++++ RAW DATA ++++
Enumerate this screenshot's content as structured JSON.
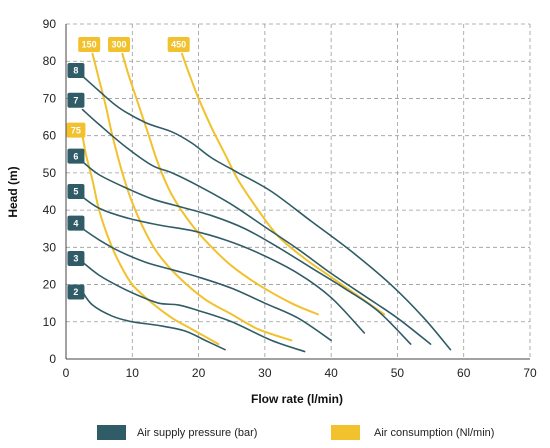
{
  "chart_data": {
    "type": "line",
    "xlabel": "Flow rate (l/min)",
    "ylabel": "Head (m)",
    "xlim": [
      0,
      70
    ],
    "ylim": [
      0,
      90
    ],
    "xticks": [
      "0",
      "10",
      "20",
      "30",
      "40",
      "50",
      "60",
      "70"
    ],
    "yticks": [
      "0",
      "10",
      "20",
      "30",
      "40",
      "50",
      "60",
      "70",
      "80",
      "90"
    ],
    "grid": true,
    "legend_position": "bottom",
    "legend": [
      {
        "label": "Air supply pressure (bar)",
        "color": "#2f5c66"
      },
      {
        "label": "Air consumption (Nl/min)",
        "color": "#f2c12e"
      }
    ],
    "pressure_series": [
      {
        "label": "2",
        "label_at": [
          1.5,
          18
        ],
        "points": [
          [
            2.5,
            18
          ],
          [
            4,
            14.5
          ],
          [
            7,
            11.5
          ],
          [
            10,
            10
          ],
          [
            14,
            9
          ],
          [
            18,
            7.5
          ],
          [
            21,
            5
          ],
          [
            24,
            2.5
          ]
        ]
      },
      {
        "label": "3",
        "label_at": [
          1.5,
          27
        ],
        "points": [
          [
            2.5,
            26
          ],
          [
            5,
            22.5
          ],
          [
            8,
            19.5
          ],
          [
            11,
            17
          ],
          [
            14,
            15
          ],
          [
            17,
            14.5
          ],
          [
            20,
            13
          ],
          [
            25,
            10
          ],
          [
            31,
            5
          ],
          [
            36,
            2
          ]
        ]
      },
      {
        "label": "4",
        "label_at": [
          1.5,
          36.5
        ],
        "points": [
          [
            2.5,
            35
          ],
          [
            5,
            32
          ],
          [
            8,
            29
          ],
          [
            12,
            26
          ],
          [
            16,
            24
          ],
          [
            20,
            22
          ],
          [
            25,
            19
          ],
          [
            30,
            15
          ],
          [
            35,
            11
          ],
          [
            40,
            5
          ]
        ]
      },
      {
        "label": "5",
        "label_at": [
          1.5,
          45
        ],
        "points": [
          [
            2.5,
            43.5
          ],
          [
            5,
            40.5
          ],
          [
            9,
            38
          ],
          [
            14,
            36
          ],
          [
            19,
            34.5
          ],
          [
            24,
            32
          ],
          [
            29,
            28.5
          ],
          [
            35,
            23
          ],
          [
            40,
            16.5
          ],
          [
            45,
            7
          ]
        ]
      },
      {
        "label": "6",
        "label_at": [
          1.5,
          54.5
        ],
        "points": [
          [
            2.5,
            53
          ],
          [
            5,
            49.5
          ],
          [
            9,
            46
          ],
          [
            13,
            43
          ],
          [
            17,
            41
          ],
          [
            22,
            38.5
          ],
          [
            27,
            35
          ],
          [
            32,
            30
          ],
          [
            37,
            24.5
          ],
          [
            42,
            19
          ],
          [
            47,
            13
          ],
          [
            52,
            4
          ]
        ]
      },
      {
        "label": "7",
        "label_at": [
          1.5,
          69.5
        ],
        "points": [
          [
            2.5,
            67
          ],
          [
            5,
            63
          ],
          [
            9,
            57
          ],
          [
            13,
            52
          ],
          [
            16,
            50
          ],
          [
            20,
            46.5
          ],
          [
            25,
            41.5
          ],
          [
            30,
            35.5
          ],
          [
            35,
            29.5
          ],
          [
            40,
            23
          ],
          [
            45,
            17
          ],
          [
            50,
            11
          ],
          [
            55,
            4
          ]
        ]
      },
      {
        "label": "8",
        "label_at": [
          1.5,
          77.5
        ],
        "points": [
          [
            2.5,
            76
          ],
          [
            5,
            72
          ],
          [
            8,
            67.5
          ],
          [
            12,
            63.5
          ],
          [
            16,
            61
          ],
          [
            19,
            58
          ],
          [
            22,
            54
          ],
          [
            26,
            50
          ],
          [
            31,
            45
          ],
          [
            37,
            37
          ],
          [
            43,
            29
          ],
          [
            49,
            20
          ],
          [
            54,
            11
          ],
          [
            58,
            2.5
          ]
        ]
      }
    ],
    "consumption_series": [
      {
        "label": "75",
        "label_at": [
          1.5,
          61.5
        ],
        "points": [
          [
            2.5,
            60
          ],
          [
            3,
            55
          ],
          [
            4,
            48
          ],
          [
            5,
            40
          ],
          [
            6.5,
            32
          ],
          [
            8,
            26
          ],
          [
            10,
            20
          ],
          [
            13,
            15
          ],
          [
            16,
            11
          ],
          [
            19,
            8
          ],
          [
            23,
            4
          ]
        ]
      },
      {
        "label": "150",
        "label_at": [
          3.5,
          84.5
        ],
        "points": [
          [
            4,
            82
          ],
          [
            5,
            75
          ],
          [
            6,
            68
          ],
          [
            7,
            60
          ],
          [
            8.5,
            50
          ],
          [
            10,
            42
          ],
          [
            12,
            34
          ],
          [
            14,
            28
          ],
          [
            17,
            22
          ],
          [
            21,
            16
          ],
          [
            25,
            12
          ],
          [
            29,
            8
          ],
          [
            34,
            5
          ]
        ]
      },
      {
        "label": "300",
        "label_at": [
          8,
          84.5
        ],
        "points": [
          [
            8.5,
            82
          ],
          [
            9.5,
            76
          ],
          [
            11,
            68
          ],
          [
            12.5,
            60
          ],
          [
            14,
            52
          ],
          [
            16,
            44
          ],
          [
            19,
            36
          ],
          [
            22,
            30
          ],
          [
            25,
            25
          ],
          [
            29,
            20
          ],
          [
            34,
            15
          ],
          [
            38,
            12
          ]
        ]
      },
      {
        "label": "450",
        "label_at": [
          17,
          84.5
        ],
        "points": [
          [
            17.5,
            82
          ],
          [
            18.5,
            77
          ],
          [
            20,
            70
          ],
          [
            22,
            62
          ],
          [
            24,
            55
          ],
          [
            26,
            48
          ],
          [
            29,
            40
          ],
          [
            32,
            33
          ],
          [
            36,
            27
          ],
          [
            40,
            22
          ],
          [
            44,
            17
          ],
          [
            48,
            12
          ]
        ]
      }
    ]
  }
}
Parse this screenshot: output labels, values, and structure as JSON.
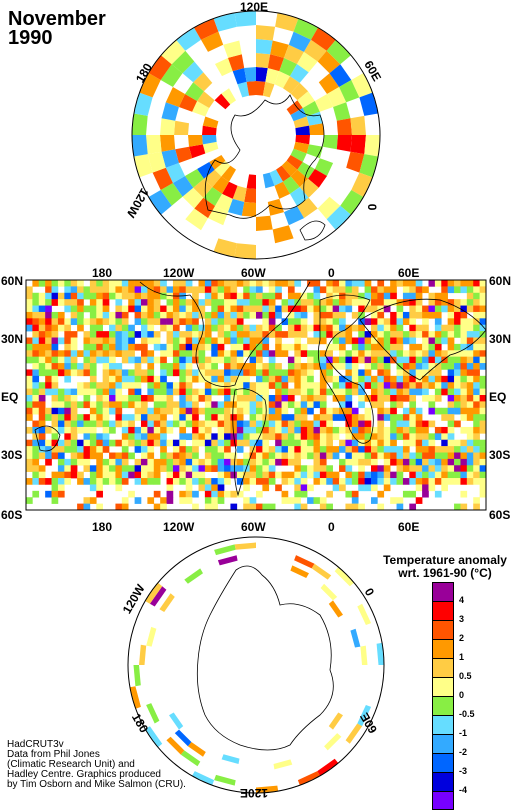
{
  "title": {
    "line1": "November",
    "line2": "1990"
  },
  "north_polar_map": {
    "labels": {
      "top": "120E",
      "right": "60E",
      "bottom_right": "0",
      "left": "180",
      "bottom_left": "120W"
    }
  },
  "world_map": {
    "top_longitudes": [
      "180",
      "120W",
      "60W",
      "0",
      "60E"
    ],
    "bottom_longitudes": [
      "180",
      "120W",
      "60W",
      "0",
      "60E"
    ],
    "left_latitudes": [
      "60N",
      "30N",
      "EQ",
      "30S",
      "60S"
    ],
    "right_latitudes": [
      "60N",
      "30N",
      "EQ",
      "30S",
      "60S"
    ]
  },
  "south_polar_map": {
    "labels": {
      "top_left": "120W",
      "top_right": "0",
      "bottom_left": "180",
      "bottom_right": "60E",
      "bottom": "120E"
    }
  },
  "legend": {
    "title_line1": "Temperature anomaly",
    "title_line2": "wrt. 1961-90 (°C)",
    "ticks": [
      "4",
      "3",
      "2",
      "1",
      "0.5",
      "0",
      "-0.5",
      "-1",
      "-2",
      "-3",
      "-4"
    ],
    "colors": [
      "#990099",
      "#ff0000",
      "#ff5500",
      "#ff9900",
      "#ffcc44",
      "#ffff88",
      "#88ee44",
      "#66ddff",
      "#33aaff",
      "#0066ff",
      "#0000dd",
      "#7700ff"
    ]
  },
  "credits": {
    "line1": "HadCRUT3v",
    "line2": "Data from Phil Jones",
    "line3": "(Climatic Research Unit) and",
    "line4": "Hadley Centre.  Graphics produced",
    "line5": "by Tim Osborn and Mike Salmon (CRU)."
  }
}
++++
Repeat the material exactly as it reads, without any of its pictures.

Enumerate this screenshot's content as structured JSON.
{
  "chart_data": {
    "type": "line",
    "xlabel": "Flow rate (l/min)",
    "ylabel": "Head (m)",
    "xlim": [
      0,
      70
    ],
    "ylim": [
      0,
      90
    ],
    "xticks": [
      "0",
      "10",
      "20",
      "30",
      "40",
      "50",
      "60",
      "70"
    ],
    "yticks": [
      "0",
      "10",
      "20",
      "30",
      "40",
      "50",
      "60",
      "70",
      "80",
      "90"
    ],
    "grid": true,
    "legend_position": "bottom",
    "legend": [
      {
        "label": "Air supply pressure (bar)",
        "color": "#2f5c66"
      },
      {
        "label": "Air consumption (Nl/min)",
        "color": "#f2c12e"
      }
    ],
    "pressure_series": [
      {
        "label": "2",
        "label_at": [
          1.5,
          18
        ],
        "points": [
          [
            2.5,
            18
          ],
          [
            4,
            14.5
          ],
          [
            7,
            11.5
          ],
          [
            10,
            10
          ],
          [
            14,
            9
          ],
          [
            18,
            7.5
          ],
          [
            21,
            5
          ],
          [
            24,
            2.5
          ]
        ]
      },
      {
        "label": "3",
        "label_at": [
          1.5,
          27
        ],
        "points": [
          [
            2.5,
            26
          ],
          [
            5,
            22.5
          ],
          [
            8,
            19.5
          ],
          [
            11,
            17
          ],
          [
            14,
            15
          ],
          [
            17,
            14.5
          ],
          [
            20,
            13
          ],
          [
            25,
            10
          ],
          [
            31,
            5
          ],
          [
            36,
            2
          ]
        ]
      },
      {
        "label": "4",
        "label_at": [
          1.5,
          36.5
        ],
        "points": [
          [
            2.5,
            35
          ],
          [
            5,
            32
          ],
          [
            8,
            29
          ],
          [
            12,
            26
          ],
          [
            16,
            24
          ],
          [
            20,
            22
          ],
          [
            25,
            19
          ],
          [
            30,
            15
          ],
          [
            35,
            11
          ],
          [
            40,
            5
          ]
        ]
      },
      {
        "label": "5",
        "label_at": [
          1.5,
          45
        ],
        "points": [
          [
            2.5,
            43.5
          ],
          [
            5,
            40.5
          ],
          [
            9,
            38
          ],
          [
            14,
            36
          ],
          [
            19,
            34.5
          ],
          [
            24,
            32
          ],
          [
            29,
            28.5
          ],
          [
            35,
            23
          ],
          [
            40,
            16.5
          ],
          [
            45,
            7
          ]
        ]
      },
      {
        "label": "6",
        "label_at": [
          1.5,
          54.5
        ],
        "points": [
          [
            2.5,
            53
          ],
          [
            5,
            49.5
          ],
          [
            9,
            46
          ],
          [
            13,
            43
          ],
          [
            17,
            41
          ],
          [
            22,
            38.5
          ],
          [
            27,
            35
          ],
          [
            32,
            30
          ],
          [
            37,
            24.5
          ],
          [
            42,
            19
          ],
          [
            47,
            13
          ],
          [
            52,
            4
          ]
        ]
      },
      {
        "label": "7",
        "label_at": [
          1.5,
          69.5
        ],
        "points": [
          [
            2.5,
            67
          ],
          [
            5,
            63
          ],
          [
            9,
            57
          ],
          [
            13,
            52
          ],
          [
            16,
            50
          ],
          [
            20,
            46.5
          ],
          [
            25,
            41.5
          ],
          [
            30,
            35.5
          ],
          [
            35,
            29.5
          ],
          [
            40,
            23
          ],
          [
            45,
            17
          ],
          [
            50,
            11
          ],
          [
            55,
            4
          ]
        ]
      },
      {
        "label": "8",
        "label_at": [
          1.5,
          77.5
        ],
        "points": [
          [
            2.5,
            76
          ],
          [
            5,
            72
          ],
          [
            8,
            67.5
          ],
          [
            12,
            63.5
          ],
          [
            16,
            61
          ],
          [
            19,
            58
          ],
          [
            22,
            54
          ],
          [
            26,
            50
          ],
          [
            31,
            45
          ],
          [
            37,
            37
          ],
          [
            43,
            29
          ],
          [
            49,
            20
          ],
          [
            54,
            11
          ],
          [
            58,
            2.5
          ]
        ]
      }
    ],
    "consumption_series": [
      {
        "label": "75",
        "label_at": [
          1.5,
          61.5
        ],
        "points": [
          [
            2.5,
            60
          ],
          [
            3,
            55
          ],
          [
            4,
            48
          ],
          [
            5,
            40
          ],
          [
            6.5,
            32
          ],
          [
            8,
            26
          ],
          [
            10,
            20
          ],
          [
            13,
            15
          ],
          [
            16,
            11
          ],
          [
            19,
            8
          ],
          [
            23,
            4
          ]
        ]
      },
      {
        "label": "150",
        "label_at": [
          3.5,
          84.5
        ],
        "points": [
          [
            4,
            82
          ],
          [
            5,
            75
          ],
          [
            6,
            68
          ],
          [
            7,
            60
          ],
          [
            8.5,
            50
          ],
          [
            10,
            42
          ],
          [
            12,
            34
          ],
          [
            14,
            28
          ],
          [
            17,
            22
          ],
          [
            21,
            16
          ],
          [
            25,
            12
          ],
          [
            29,
            8
          ],
          [
            34,
            5
          ]
        ]
      },
      {
        "label": "300",
        "label_at": [
          8,
          84.5
        ],
        "points": [
          [
            8.5,
            82
          ],
          [
            9.5,
            76
          ],
          [
            11,
            68
          ],
          [
            12.5,
            60
          ],
          [
            14,
            52
          ],
          [
            16,
            44
          ],
          [
            19,
            36
          ],
          [
            22,
            30
          ],
          [
            25,
            25
          ],
          [
            29,
            20
          ],
          [
            34,
            15
          ],
          [
            38,
            12
          ]
        ]
      },
      {
        "label": "450",
        "label_at": [
          17,
          84.5
        ],
        "points": [
          [
            17.5,
            82
          ],
          [
            18.5,
            77
          ],
          [
            20,
            70
          ],
          [
            22,
            62
          ],
          [
            24,
            55
          ],
          [
            26,
            48
          ],
          [
            29,
            40
          ],
          [
            32,
            33
          ],
          [
            36,
            27
          ],
          [
            40,
            22
          ],
          [
            44,
            17
          ],
          [
            48,
            12
          ]
        ]
      }
    ]
  }
}
Parse this screenshot: output labels, values, and structure as JSON.
{
  "title": {
    "line1": "November",
    "line2": "1990"
  },
  "north_polar_map": {
    "labels": {
      "top": "120E",
      "right": "60E",
      "bottom_right": "0",
      "left": "180",
      "bottom_left": "120W"
    }
  },
  "world_map": {
    "top_longitudes": [
      "180",
      "120W",
      "60W",
      "0",
      "60E"
    ],
    "bottom_longitudes": [
      "180",
      "120W",
      "60W",
      "0",
      "60E"
    ],
    "left_latitudes": [
      "60N",
      "30N",
      "EQ",
      "30S",
      "60S"
    ],
    "right_latitudes": [
      "60N",
      "30N",
      "EQ",
      "30S",
      "60S"
    ]
  },
  "south_polar_map": {
    "labels": {
      "top_left": "120W",
      "top_right": "0",
      "bottom_left": "180",
      "bottom_right": "60E",
      "bottom": "120E"
    }
  },
  "legend": {
    "title_line1": "Temperature anomaly",
    "title_line2": "wrt. 1961-90 (°C)",
    "ticks": [
      "4",
      "3",
      "2",
      "1",
      "0.5",
      "0",
      "-0.5",
      "-1",
      "-2",
      "-3",
      "-4"
    ],
    "colors": [
      "#990099",
      "#ff0000",
      "#ff5500",
      "#ff9900",
      "#ffcc44",
      "#ffff88",
      "#88ee44",
      "#66ddff",
      "#33aaff",
      "#0066ff",
      "#0000dd",
      "#7700ff"
    ]
  },
  "credits": {
    "line1": "HadCRUT3v",
    "line2": "Data from Phil Jones",
    "line3": "(Climatic Research Unit) and",
    "line4": "Hadley Centre.  Graphics produced",
    "line5": "by Tim Osborn and Mike Salmon (CRU)."
  }
}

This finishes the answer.